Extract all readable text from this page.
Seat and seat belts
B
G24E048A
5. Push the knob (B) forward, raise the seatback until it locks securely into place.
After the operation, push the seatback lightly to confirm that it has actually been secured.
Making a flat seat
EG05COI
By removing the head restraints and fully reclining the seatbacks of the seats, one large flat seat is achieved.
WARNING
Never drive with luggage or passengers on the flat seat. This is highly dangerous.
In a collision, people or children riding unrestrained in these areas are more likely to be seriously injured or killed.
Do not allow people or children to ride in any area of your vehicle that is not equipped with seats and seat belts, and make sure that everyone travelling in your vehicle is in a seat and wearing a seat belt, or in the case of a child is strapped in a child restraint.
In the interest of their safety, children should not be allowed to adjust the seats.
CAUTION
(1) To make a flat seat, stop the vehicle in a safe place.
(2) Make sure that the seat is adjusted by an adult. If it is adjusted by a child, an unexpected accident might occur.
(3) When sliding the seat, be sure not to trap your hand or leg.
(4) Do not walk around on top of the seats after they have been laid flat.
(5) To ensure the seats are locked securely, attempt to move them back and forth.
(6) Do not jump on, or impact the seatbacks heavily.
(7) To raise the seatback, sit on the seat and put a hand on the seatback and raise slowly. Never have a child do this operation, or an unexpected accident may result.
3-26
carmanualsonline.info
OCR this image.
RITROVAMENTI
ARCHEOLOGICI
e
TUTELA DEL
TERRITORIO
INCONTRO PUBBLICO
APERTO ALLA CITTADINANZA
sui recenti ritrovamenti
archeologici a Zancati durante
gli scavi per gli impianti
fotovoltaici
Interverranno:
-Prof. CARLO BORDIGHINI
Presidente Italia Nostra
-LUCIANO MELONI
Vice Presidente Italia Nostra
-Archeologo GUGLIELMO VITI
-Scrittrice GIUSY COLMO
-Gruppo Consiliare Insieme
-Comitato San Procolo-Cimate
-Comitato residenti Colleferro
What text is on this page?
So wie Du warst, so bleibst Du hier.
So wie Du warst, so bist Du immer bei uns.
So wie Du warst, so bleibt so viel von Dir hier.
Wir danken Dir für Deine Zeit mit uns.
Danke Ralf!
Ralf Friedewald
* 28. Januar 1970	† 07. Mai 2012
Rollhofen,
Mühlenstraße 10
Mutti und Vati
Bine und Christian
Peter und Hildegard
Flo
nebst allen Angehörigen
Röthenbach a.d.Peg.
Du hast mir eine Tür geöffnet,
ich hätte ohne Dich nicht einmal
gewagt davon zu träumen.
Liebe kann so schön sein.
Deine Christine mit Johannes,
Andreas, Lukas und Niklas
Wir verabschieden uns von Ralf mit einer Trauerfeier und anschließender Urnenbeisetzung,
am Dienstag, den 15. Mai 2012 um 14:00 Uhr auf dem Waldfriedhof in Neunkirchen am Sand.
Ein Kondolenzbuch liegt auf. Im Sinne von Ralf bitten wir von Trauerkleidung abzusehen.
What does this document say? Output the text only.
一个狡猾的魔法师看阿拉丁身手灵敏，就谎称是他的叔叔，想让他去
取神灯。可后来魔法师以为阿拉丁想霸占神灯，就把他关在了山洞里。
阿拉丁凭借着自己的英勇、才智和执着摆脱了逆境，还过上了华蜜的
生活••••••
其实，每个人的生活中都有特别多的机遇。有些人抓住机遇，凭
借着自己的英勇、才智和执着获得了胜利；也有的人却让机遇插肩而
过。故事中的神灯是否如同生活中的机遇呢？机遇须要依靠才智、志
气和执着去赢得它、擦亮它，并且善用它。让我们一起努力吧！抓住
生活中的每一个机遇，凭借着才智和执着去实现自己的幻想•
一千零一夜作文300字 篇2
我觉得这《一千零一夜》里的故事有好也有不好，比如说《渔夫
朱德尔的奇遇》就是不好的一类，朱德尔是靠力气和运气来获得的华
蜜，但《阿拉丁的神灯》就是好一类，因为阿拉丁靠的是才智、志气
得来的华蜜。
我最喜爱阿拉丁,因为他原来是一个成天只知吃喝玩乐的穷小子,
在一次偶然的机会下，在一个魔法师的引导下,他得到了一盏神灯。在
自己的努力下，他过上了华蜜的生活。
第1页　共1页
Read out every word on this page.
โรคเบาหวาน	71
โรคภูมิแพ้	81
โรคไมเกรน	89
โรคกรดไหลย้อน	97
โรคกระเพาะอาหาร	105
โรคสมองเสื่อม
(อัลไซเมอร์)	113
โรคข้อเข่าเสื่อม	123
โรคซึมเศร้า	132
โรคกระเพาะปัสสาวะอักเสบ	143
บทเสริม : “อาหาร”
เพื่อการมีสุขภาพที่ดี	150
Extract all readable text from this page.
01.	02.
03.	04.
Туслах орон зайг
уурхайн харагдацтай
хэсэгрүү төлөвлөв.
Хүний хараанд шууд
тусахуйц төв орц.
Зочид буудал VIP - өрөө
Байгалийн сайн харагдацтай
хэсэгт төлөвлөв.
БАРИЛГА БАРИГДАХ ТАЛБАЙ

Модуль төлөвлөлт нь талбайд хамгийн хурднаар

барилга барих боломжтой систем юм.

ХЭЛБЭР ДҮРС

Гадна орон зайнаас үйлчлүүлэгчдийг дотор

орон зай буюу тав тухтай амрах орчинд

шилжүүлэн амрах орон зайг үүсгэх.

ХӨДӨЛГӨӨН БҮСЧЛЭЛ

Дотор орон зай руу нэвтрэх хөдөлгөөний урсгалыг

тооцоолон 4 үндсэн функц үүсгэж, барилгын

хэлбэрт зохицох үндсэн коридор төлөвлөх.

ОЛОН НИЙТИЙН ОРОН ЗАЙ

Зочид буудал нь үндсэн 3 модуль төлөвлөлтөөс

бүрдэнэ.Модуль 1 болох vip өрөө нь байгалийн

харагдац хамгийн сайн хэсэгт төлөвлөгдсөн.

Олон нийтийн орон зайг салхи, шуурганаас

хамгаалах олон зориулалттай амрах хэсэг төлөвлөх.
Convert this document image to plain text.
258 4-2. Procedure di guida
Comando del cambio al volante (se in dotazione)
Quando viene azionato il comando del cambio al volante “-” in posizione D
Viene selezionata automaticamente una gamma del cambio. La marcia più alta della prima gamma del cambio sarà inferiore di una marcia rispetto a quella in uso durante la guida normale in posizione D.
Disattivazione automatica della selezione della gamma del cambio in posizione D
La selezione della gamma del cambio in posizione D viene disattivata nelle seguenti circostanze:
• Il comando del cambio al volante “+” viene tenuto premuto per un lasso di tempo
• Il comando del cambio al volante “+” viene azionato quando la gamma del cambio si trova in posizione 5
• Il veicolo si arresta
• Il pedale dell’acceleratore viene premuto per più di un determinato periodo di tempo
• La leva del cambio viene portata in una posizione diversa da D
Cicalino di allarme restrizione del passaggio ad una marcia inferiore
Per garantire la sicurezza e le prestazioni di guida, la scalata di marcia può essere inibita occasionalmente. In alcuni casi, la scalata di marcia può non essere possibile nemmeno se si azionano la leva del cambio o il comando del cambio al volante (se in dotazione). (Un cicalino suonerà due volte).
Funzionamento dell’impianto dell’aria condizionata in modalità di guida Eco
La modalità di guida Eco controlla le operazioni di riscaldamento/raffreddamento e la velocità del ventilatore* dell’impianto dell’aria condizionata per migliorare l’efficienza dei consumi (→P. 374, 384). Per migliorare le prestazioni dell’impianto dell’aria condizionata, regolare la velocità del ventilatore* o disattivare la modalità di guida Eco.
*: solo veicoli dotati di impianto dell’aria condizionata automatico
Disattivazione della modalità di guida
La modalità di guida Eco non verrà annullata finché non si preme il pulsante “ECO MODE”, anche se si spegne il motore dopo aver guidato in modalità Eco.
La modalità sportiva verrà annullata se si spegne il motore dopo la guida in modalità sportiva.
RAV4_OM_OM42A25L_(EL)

▶ **DIRECTIONS FOR THIS TASK**
Transcribe every line of the data, exactly as it stands.

▶ **EXPECTED OUTPUT**
Extract all readable text from this page.
Seat and seat belts
B
G24E048A
5. Push the knob (B) forward, raise the seatback until it locks securely into place.
After the operation, push the seatback lightly to confirm that it has actually been secured.
Making a flat seat
EG05COI
By removing the head restraints and fully reclining the seatbacks of the seats, one large flat seat is achieved.
WARNING
Never drive with luggage or passengers on the flat seat. This is highly dangerous.
In a collision, people or children riding unrestrained in these areas are more likely to be seriously injured or killed.
Do not allow people or children to ride in any area of your vehicle that is not equipped with seats and seat belts, and make sure that everyone travelling in your vehicle is in a seat and wearing a seat belt, or in the case of a child is strapped in a child restraint.
In the interest of their safety, children should not be allowed to adjust the seats.
CAUTION
(1) To make a flat seat, stop the vehicle in a safe place.
(2) Make sure that the seat is adjusted by an adult. If it is adjusted by a child, an unexpected accident might occur.
(3) When sliding the seat, be sure not to trap your hand or leg.
(4) Do not walk around on top of the seats after they have been laid flat.
(5) To ensure the seats are locked securely, attempt to move them back and forth.
(6) Do not jump on, or impact the seatbacks heavily.
(7) To raise the seatback, sit on the seat and put a hand on the seatback and raise slowly. Never have a child do this operation, or an unexpected accident may result.
3-26
carmanualsonline.info
OCR this image.
RITROVAMENTI
ARCHEOLOGICI
e
TUTELA DEL
TERRITORIO
INCONTRO PUBBLICO
APERTO ALLA CITTADINANZA
sui recenti ritrovamenti
archeologici a Zancati durante
gli scavi per gli impianti
fotovoltaici
Interverranno:
-Prof. CARLO BORDIGHINI
Presidente Italia Nostra
-LUCIANO MELONI
Vice Presidente Italia Nostra
-Archeologo GUGLIELMO VITI
-Scrittrice GIUSY COLMO
-Gruppo Consiliare Insieme
-Comitato San Procolo-Cimate
-Comitato residenti Colleferro
What text is on this page?
So wie Du warst, so bleibst Du hier.
So wie Du warst, so bist Du immer bei uns.
So wie Du warst, so bleibt so viel von Dir hier.
Wir danken Dir für Deine Zeit mit uns.
Danke Ralf!
Ralf Friedewald
* 28. Januar 1970	† 07. Mai 2012
Rollhofen,
Mühlenstraße 10
Mutti und Vati
Bine und Christian
Peter und Hildegard
Flo
nebst allen Angehörigen
Röthenbach a.d.Peg.
Du hast mir eine Tür geöffnet,
ich hätte ohne Dich nicht einmal
gewagt davon zu träumen.
Liebe kann so schön sein.
Deine Christine mit Johannes,
Andreas, Lukas und Niklas
Wir verabschieden uns von Ralf mit einer Trauerfeier und anschließender Urnenbeisetzung,
am Dienstag, den 15. Mai 2012 um 14:00 Uhr auf dem Waldfriedhof in Neunkirchen am Sand.
Ein Kondolenzbuch liegt auf. Im Sinne von Ralf bitten wir von Trauerkleidung abzusehen.
What does this document say? Output the text only.
一个狡猾的魔法师看阿拉丁身手灵敏，就谎称是他的叔叔，想让他去
取神灯。可后来魔法师以为阿拉丁想霸占神灯，就把他关在了山洞里。
阿拉丁凭借着自己的英勇、才智和执着摆脱了逆境，还过上了华蜜的
生活••••••
其实，每个人的生活中都有特别多的机遇。有些人抓住机遇，凭
借着自己的英勇、才智和执着获得了胜利；也有的人却让机遇插肩而
过。故事中的神灯是否如同生活中的机遇呢？机遇须要依靠才智、志
气和执着去赢得它、擦亮它，并且善用它。让我们一起努力吧！抓住
生活中的每一个机遇，凭借着才智和执着去实现自己的幻想•
一千零一夜作文300字 篇2
我觉得这《一千零一夜》里的故事有好也有不好，比如说《渔夫
朱德尔的奇遇》就是不好的一类，朱德尔是靠力气和运气来获得的华
蜜，但《阿拉丁的神灯》就是好一类，因为阿拉丁靠的是才智、志气
得来的华蜜。
我最喜爱阿拉丁,因为他原来是一个成天只知吃喝玩乐的穷小子,
在一次偶然的机会下，在一个魔法师的引导下,他得到了一盏神灯。在
自己的努力下，他过上了华蜜的生活。
第1页　共1页
Read out every word on this page.
โรคเบาหวาน	71
โรคภูมิแพ้	81
โรคไมเกรน	89
โรคกรดไหลย้อน	97
โรคกระเพาะอาหาร	105
โรคสมองเสื่อม
(อัลไซเมอร์)	113
โรคข้อเข่าเสื่อม	123
โรคซึมเศร้า	132
โรคกระเพาะปัสสาวะอักเสบ	143
บทเสริม : “อาหาร”
เพื่อการมีสุขภาพที่ดี	150
Extract all readable text from this page.
01.	02.
03.	04.
Туслах орон зайг
уурхайн харагдацтай
хэсэгрүү төлөвлөв.
Хүний хараанд шууд
тусахуйц төв орц.
Зочид буудал VIP - өрөө
Байгалийн сайн харагдацтай
хэсэгт төлөвлөв.
БАРИЛГА БАРИГДАХ ТАЛБАЙ

Модуль төлөвлөлт нь талбайд хамгийн хурднаар

барилга барих боломжтой систем юм.

ХЭЛБЭР ДҮРС

Гадна орон зайнаас үйлчлүүлэгчдийг дотор

орон зай буюу тав тухтай амрах орчинд

шилжүүлэн амрах орон зайг үүсгэх.

ХӨДӨЛГӨӨН БҮСЧЛЭЛ

Дотор орон зай руу нэвтрэх хөдөлгөөний урсгалыг

тооцоолон 4 үндсэн функц үүсгэж, барилгын

хэлбэрт зохицох үндсэн коридор төлөвлөх.

ОЛОН НИЙТИЙН ОРОН ЗАЙ

Зочид буудал нь үндсэн 3 модуль төлөвлөлтөөс

бүрдэнэ.Модуль 1 болох vip өрөө нь байгалийн

харагдац хамгийн сайн хэсэгт төлөвлөгдсөн.

Олон нийтийн орон зайг салхи, шуурганаас

хамгаалах олон зориулалттай амрах хэсэг төлөвлөх.
Convert this document image to plain text.
258 4-2. Procedure di guida
Comando del cambio al volante (se in dotazione)
Quando viene azionato il comando del cambio al volante “-” in posizione D
Viene selezionata automaticamente una gamma del cambio. La marcia più alta della prima gamma del cambio sarà inferiore di una marcia rispetto a quella in uso durante la guida normale in posizione D.
Disattivazione automatica della selezione della gamma del cambio in posizione D
La selezione della gamma del cambio in posizione D viene disattivata nelle seguenti circostanze:
• Il comando del cambio al volante “+” viene tenuto premuto per un lasso di tempo
• Il comando del cambio al volante “+” viene azionato quando la gamma del cambio si trova in posizione 5
• Il veicolo si arresta
• Il pedale dell’acceleratore viene premuto per più di un determinato periodo di tempo
• La leva del cambio viene portata in una posizione diversa da D
Cicalino di allarme restrizione del passaggio ad una marcia inferiore
Per garantire la sicurezza e le prestazioni di guida, la scalata di marcia può essere inibita occasionalmente. In alcuni casi, la scalata di marcia può non essere possibile nemmeno se si azionano la leva del cambio o il comando del cambio al volante (se in dotazione). (Un cicalino suonerà due volte).
Funzionamento dell’impianto dell’aria condizionata in modalità di guida Eco
La modalità di guida Eco controlla le operazioni di riscaldamento/raffreddamento e la velocità del ventilatore* dell’impianto dell’aria condizionata per migliorare l’efficienza dei consumi (→P. 374, 384). Per migliorare le prestazioni dell’impianto dell’aria condizionata, regolare la velocità del ventilatore* o disattivare la modalità di guida Eco.
*: solo veicoli dotati di impianto dell’aria condizionata automatico
Disattivazione della modalità di guida
La modalità di guida Eco non verrà annullata finché non si preme il pulsante “ECO MODE”, anche se si spegne il motore dopo aver guidato in modalità Eco.
La modalità sportiva verrà annullata se si spegne il motore dopo la guida in modalità sportiva.
RAV4_OM_OM42A25L_(EL)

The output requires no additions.